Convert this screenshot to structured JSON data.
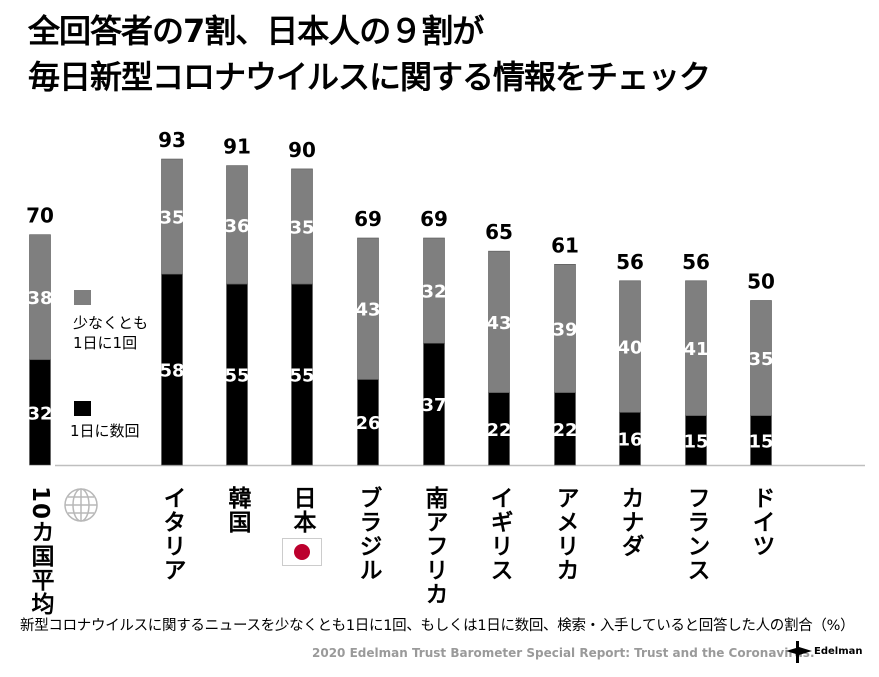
{
  "title": {
    "line1": "全回答者の7割、日本人の９割が",
    "line2": "毎日新型コロナウイルスに関する情報をチェック"
  },
  "chart_data": {
    "type": "bar",
    "stacked": true,
    "categories": [
      "10カ国平均",
      "イタリア",
      "韓国",
      "日本",
      "ブラジル",
      "南アフリカ",
      "イギリス",
      "アメリカ",
      "カナダ",
      "フランス",
      "ドイツ"
    ],
    "series": [
      {
        "name": "1日に数回",
        "color": "#000000",
        "values": [
          32,
          58,
          55,
          55,
          26,
          37,
          22,
          22,
          16,
          15,
          15
        ]
      },
      {
        "name": "少なくとも1日に1回",
        "color": "#7f7f7f",
        "values": [
          38,
          35,
          36,
          35,
          43,
          32,
          43,
          39,
          40,
          41,
          35
        ]
      }
    ],
    "totals": [
      70,
      93,
      91,
      90,
      69,
      69,
      65,
      61,
      56,
      56,
      50
    ],
    "ylim": [
      0,
      100
    ],
    "grid": false,
    "legend_placement": "left"
  },
  "legend": {
    "gray_label_line1": "少なくとも",
    "gray_label_line2": "1日に1回",
    "black_label": "1日に数回"
  },
  "icons": {
    "average": "globe-icon",
    "japan": "japan-flag-icon"
  },
  "footnote": "新型コロナウイルスに関するニュースを少なくとも1日に1回、もしくは1日に数回、検索・入手していると回答した人の割合（%）",
  "source": "2020 Edelman Trust Barometer Special Report: Trust and the Coronavirus.",
  "logo_text": "Edelman"
}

------

**Your objective:**
Each line of the listing must be restated word for word, and the pictures left out.

**Solution to the problem:**
Convert this screenshot to structured JSON data.
{
  "title": {
    "line1": "全回答者の7割、日本人の９割が",
    "line2": "毎日新型コロナウイルスに関する情報をチェック"
  },
  "chart_data": {
    "type": "bar",
    "stacked": true,
    "categories": [
      "10カ国平均",
      "イタリア",
      "韓国",
      "日本",
      "ブラジル",
      "南アフリカ",
      "イギリス",
      "アメリカ",
      "カナダ",
      "フランス",
      "ドイツ"
    ],
    "series": [
      {
        "name": "1日に数回",
        "color": "#000000",
        "values": [
          32,
          58,
          55,
          55,
          26,
          37,
          22,
          22,
          16,
          15,
          15
        ]
      },
      {
        "name": "少なくとも1日に1回",
        "color": "#7f7f7f",
        "values": [
          38,
          35,
          36,
          35,
          43,
          32,
          43,
          39,
          40,
          41,
          35
        ]
      }
    ],
    "totals": [
      70,
      93,
      91,
      90,
      69,
      69,
      65,
      61,
      56,
      56,
      50
    ],
    "ylim": [
      0,
      100
    ],
    "grid": false,
    "legend_placement": "left"
  },
  "legend": {
    "gray_label_line1": "少なくとも",
    "gray_label_line2": "1日に1回",
    "black_label": "1日に数回"
  },
  "icons": {
    "average": "globe-icon",
    "japan": "japan-flag-icon"
  },
  "footnote": "新型コロナウイルスに関するニュースを少なくとも1日に1回、もしくは1日に数回、検索・入手していると回答した人の割合（%）",
  "source": "2020 Edelman Trust Barometer Special Report: Trust and the Coronavirus.",
  "logo_text": "Edelman"
}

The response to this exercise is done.